> [The request]
Return the records that follow, matching each one exactly.
--- BEGIN Extracted data ---
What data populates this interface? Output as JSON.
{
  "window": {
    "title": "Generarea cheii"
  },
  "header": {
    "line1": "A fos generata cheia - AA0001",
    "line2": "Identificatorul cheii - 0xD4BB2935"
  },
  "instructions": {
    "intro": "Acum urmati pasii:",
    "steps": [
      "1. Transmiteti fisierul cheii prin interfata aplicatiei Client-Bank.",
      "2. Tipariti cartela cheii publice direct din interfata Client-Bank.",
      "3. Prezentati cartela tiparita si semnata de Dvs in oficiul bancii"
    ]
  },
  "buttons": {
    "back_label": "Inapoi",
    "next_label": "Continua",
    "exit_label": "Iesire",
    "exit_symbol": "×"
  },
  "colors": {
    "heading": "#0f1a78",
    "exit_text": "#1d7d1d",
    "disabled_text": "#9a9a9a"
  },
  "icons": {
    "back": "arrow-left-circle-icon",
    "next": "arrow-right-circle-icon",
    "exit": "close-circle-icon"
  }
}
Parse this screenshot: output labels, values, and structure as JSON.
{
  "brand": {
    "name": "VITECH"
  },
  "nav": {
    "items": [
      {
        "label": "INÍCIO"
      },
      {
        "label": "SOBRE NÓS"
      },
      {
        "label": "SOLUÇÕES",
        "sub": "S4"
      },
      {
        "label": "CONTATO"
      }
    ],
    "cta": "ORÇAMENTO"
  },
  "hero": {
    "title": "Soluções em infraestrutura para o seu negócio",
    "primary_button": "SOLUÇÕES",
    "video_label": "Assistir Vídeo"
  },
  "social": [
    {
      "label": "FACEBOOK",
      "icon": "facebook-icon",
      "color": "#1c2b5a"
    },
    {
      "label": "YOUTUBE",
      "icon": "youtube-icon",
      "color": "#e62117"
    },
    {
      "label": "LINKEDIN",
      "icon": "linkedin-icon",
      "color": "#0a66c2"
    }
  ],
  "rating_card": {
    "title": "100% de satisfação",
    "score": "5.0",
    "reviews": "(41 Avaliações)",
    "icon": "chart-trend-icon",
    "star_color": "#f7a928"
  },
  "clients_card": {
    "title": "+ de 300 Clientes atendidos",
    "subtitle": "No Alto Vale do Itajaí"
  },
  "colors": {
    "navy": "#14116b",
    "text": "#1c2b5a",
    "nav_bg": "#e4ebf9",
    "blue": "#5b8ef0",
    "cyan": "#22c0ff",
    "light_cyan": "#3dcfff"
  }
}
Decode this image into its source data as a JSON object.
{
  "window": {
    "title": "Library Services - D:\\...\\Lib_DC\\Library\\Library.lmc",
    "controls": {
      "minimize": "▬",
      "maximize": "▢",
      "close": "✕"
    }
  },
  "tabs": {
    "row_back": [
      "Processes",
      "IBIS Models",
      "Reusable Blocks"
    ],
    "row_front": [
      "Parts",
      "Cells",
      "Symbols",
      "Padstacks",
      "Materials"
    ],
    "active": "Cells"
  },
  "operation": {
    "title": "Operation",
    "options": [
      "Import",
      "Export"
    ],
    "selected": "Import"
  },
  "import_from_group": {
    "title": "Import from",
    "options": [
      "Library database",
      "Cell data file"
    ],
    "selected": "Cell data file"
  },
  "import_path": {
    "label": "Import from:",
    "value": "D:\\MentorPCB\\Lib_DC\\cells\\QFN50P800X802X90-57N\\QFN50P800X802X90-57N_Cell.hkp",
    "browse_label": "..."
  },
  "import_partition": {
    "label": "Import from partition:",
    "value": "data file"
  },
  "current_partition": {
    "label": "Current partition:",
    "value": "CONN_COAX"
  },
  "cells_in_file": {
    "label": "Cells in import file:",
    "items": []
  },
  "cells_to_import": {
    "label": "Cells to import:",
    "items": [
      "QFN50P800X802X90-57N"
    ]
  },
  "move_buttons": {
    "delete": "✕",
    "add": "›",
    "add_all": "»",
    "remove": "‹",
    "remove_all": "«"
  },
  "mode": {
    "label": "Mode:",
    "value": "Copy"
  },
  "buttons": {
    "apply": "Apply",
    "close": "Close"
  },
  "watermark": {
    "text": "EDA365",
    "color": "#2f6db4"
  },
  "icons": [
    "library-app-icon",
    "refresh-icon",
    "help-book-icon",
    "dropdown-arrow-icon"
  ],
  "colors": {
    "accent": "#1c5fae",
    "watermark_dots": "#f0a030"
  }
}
--- END Extracted data ---
> [Complete output]
What data populates this interface? Output as JSON.
{
  "window": {
    "title": "Generarea cheii"
  },
  "header": {
    "line1": "A fos generata cheia - AA0001",
    "line2": "Identificatorul cheii - 0xD4BB2935"
  },
  "instructions": {
    "intro": "Acum urmati pasii:",
    "steps": [
      "1. Transmiteti fisierul cheii prin interfata aplicatiei Client-Bank.",
      "2. Tipariti cartela cheii publice direct din interfata Client-Bank.",
      "3. Prezentati cartela tiparita si semnata de Dvs in oficiul bancii"
    ]
  },
  "buttons": {
    "back_label": "Inapoi",
    "next_label": "Continua",
    "exit_label": "Iesire",
    "exit_symbol": "×"
  },
  "colors": {
    "heading": "#0f1a78",
    "exit_text": "#1d7d1d",
    "disabled_text": "#9a9a9a"
  },
  "icons": {
    "back": "arrow-left-circle-icon",
    "next": "arrow-right-circle-icon",
    "exit": "close-circle-icon"
  }
}
Parse this screenshot: output labels, values, and structure as JSON.
{
  "brand": {
    "name": "VITECH"
  },
  "nav": {
    "items": [
      {
        "label": "INÍCIO"
      },
      {
        "label": "SOBRE NÓS"
      },
      {
        "label": "SOLUÇÕES",
        "sub": "S4"
      },
      {
        "label": "CONTATO"
      }
    ],
    "cta": "ORÇAMENTO"
  },
  "hero": {
    "title": "Soluções em infraestrutura para o seu negócio",
    "primary_button": "SOLUÇÕES",
    "video_label": "Assistir Vídeo"
  },
  "social": [
    {
      "label": "FACEBOOK",
      "icon": "facebook-icon",
      "color": "#1c2b5a"
    },
    {
      "label": "YOUTUBE",
      "icon": "youtube-icon",
      "color": "#e62117"
    },
    {
      "label": "LINKEDIN",
      "icon": "linkedin-icon",
      "color": "#0a66c2"
    }
  ],
  "rating_card": {
    "title": "100% de satisfação",
    "score": "5.0",
    "reviews": "(41 Avaliações)",
    "icon": "chart-trend-icon",
    "star_color": "#f7a928"
  },
  "clients_card": {
    "title": "+ de 300 Clientes atendidos",
    "subtitle": "No Alto Vale do Itajaí"
  },
  "colors": {
    "navy": "#14116b",
    "text": "#1c2b5a",
    "nav_bg": "#e4ebf9",
    "blue": "#5b8ef0",
    "cyan": "#22c0ff",
    "light_cyan": "#3dcfff"
  }
}
Decode this image into its source data as a JSON object.
{
  "window": {
    "title": "Library Services - D:\\...\\Lib_DC\\Library\\Library.lmc",
    "controls": {
      "minimize": "▬",
      "maximize": "▢",
      "close": "✕"
    }
  },
  "tabs": {
    "row_back": [
      "Processes",
      "IBIS Models",
      "Reusable Blocks"
    ],
    "row_front": [
      "Parts",
      "Cells",
      "Symbols",
      "Padstacks",
      "Materials"
    ],
    "active": "Cells"
  },
  "operation": {
    "title": "Operation",
    "options": [
      "Import",
      "Export"
    ],
    "selected": "Import"
  },
  "import_from_group": {
    "title": "Import from",
    "options": [
      "Library database",
      "Cell data file"
    ],
    "selected": "Cell data file"
  },
  "import_path": {
    "label": "Import from:",
    "value": "D:\\MentorPCB\\Lib_DC\\cells\\QFN50P800X802X90-57N\\QFN50P800X802X90-57N_Cell.hkp",
    "browse_label": "..."
  },
  "import_partition": {
    "label": "Import from partition:",
    "value": "data file"
  },
  "current_partition": {
    "label": "Current partition:",
    "value": "CONN_COAX"
  },
  "cells_in_file": {
    "label": "Cells in import file:",
    "items": []
  },
  "cells_to_import": {
    "label": "Cells to import:",
    "items": [
      "QFN50P800X802X90-57N"
    ]
  },
  "move_buttons": {
    "delete": "✕",
    "add": "›",
    "add_all": "»",
    "remove": "‹",
    "remove_all": "«"
  },
  "mode": {
    "label": "Mode:",
    "value": "Copy"
  },
  "buttons": {
    "apply": "Apply",
    "close": "Close"
  },
  "watermark": {
    "text": "EDA365",
    "color": "#2f6db4"
  },
  "icons": [
    "library-app-icon",
    "refresh-icon",
    "help-book-icon",
    "dropdown-arrow-icon"
  ],
  "colors": {
    "accent": "#1c5fae",
    "watermark_dots": "#f0a030"
  }
}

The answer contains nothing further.